* **EXERCISE OBJECTIVE**
Repeat the records verbatim and leave the pictures out of your copy.

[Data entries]
· · ·

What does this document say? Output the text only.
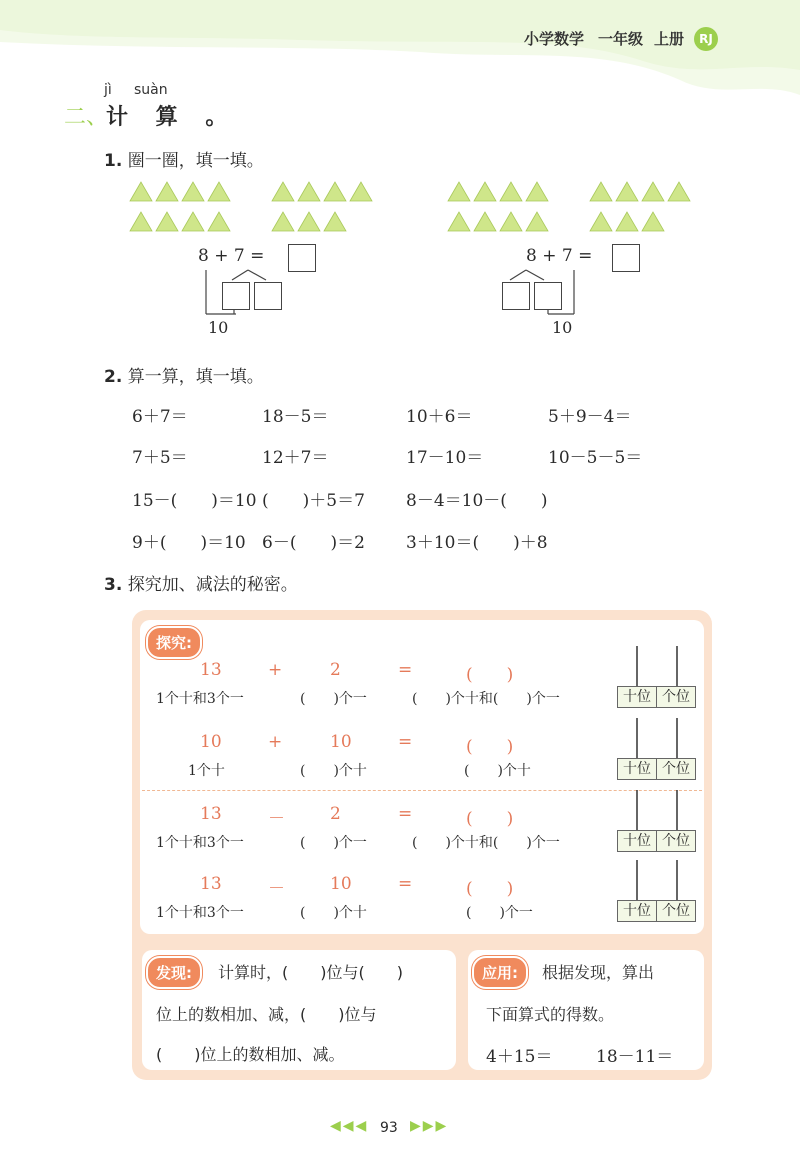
小学数学 一年级 上册	RJ
二、
jì suàn
计 算 。
1. 圈一圈，填一填。
8 + 7 =
10
8 + 7 =
10
2. 算一算，填一填。
6＋7＝	18－5＝	10＋6＝	5＋9－4＝
7＋5＝	12＋7＝	17－10＝	10－5－5＝
15－(　　)＝10 (　　)＋5＝7 8－4＝10－(　　)
9＋(　　)＝10 6－(　　)＝2 3＋10＝(　　)＋8
3. 探究加、减法的秘密。
探究:
13	+	2	=	(　　)
1个十和3个一	(　　)个一	(　　)个十和(　　)个一	十位 个位
10	+	10	=	(　　)
1个十	(　　)个十	(　　)个十	十位 个位
13	－	2	=	(　　)
1个十和3个一	(　　)个一	(　　)个十和(　　)个一	十位 个位
13	－	10	=	(　　)
1个十和3个一	(　　)个十	(　　)个一	十位 个位
发现:	计算时，(　　)位与(　　)
位上的数相加、减，(　　)位与
(　　)位上的数相加、减。
应用:	根据发现，算出
下面算式的得数。
4＋15＝	18－11＝
◀◀◀ 93 ▶▶▶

· · ·

* **PROBLEM SOLUTION**
What does this document say? Output the text only.
小学数学 一年级 上册	RJ
二、
jì suàn
计 算 。
1. 圈一圈，填一填。
8 + 7 =
10
8 + 7 =
10
2. 算一算，填一填。
6＋7＝	18－5＝	10＋6＝	5＋9－4＝
7＋5＝	12＋7＝	17－10＝	10－5－5＝
15－(　　)＝10 (　　)＋5＝7 8－4＝10－(　　)
9＋(　　)＝10 6－(　　)＝2 3＋10＝(　　)＋8
3. 探究加、减法的秘密。
探究:
13	+	2	=	(　　)
1个十和3个一	(　　)个一	(　　)个十和(　　)个一	十位 个位
10	+	10	=	(　　)
1个十	(　　)个十	(　　)个十	十位 个位
13	－	2	=	(　　)
1个十和3个一	(　　)个一	(　　)个十和(　　)个一	十位 个位
13	－	10	=	(　　)
1个十和3个一	(　　)个十	(　　)个一	十位 个位
发现:	计算时，(　　)位与(　　)
位上的数相加、减，(　　)位与
(　　)位上的数相加、减。
应用:	根据发现，算出
下面算式的得数。
4＋15＝	18－11＝
◀◀◀ 93 ▶▶▶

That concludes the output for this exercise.